--- Begin DATASET RECORDS ---

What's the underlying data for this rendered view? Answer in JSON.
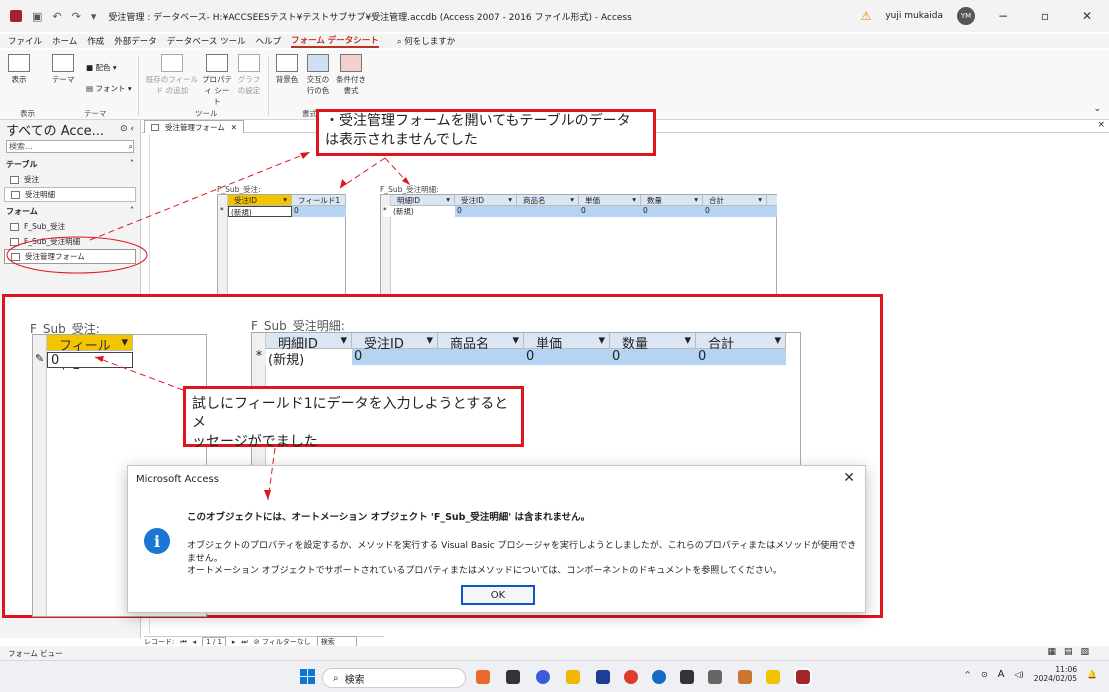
{
  "window": {
    "title": "受注管理 : データベース- H:¥ACCSEESテスト¥テストサブサブ¥受注管理.accdb (Access 2007 - 2016 ファイル形式) - Access",
    "user": "yuji mukaida",
    "user_initials": "YM"
  },
  "menu": [
    "ファイル",
    "ホーム",
    "作成",
    "外部データ",
    "データベース ツール",
    "ヘルプ",
    "フォーム データシート"
  ],
  "menu_active": "フォーム データシート",
  "menu_tell": "何をしますか",
  "ribbon": {
    "view": "表示",
    "theme": "テーマ",
    "colors": "配色",
    "fonts": "フォント",
    "add_field": "既存のフィールド の追加",
    "property_sheet": "プロパティ シート",
    "graph_settings": "グラフ の設定",
    "bg_color": "背景色",
    "alt_row": "交互の 行の色",
    "cond_format": "条件付き 書式",
    "group_view": "表示",
    "group_theme": "テーマ",
    "group_tools": "ツール",
    "group_format": "書式設定"
  },
  "nav": {
    "title": "すべての Acce...",
    "search_placeholder": "検索...",
    "section_tables": "テーブル",
    "section_forms": "フォーム",
    "tables": [
      "受注",
      "受注明細"
    ],
    "forms": [
      "F_Sub_受注",
      "F_Sub_受注明細",
      "受注管理フォーム"
    ]
  },
  "doc": {
    "tab_label": "受注管理フォーム",
    "sub1_caption": "F_Sub_受注:",
    "sub1_headers": [
      "受注ID",
      "フィールド1"
    ],
    "sub1_row": [
      "(新規)",
      "0"
    ],
    "sub2_caption": "F_Sub_受注明細:",
    "sub2_headers": [
      "明細ID",
      "受注ID",
      "商品名",
      "単価",
      "数量",
      "合計"
    ],
    "sub2_row": [
      "(新規)",
      "0",
      "",
      "0",
      "0",
      "0"
    ]
  },
  "zoom": {
    "sub1_caption": "F_Sub_受注:",
    "sub1_header": "フィールド1",
    "sub1_value": "0",
    "sub2_caption": "F_Sub_受注明細:",
    "sub2_headers": [
      "明細ID",
      "受注ID",
      "商品名",
      "単価",
      "数量",
      "合計"
    ],
    "sub2_row": [
      "(新規)",
      "0",
      "",
      "0",
      "0",
      "0"
    ]
  },
  "callouts": {
    "c1_line1": "・受注管理フォームを開いてもテーブルのデータ",
    "c1_line2": "は表示されませんでした",
    "c2_line1": "試しにフィールド1にデータを入力しようとするとメ",
    "c2_line2": "ッセージがでました"
  },
  "dialog": {
    "title": "Microsoft Access",
    "main": "このオブジェクトには、オートメーション オブジェクト 'F_Sub_受注明細' は含まれません。",
    "line2": "オブジェクトのプロパティを設定するか、メソッドを実行する Visual Basic プロシージャを実行しようとしましたが、これらのプロパティまたはメソッドが使用できません。",
    "line3": "オートメーション オブジェクトでサポートされているプロパティまたはメソッドについては、コンポーネントのドキュメントを参照してください。",
    "ok": "OK"
  },
  "record_nav": {
    "label": "レコード:",
    "position": "1 / 1",
    "filter": "フィルターなし",
    "search": "検索"
  },
  "status": "フォーム ビュー",
  "taskbar": {
    "search": "検索",
    "time": "11:06",
    "date": "2024/02/05",
    "ime": "A"
  }
}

--- End DATASET RECORDS ---

== SHORT PROBLEM ==
Show each line of the listing that holds the string "オートメーション".

== OUTPUT OF THE EXERCISE ==
    "main": "このオブジェクトには、オートメーション オブジェクト 'F_Sub_受注明細' は含まれません。",
    "line3": "オートメーション オブジェクトでサポートされているプロパティまたはメソッドについては、コンポーネントのドキュメントを参照してください。",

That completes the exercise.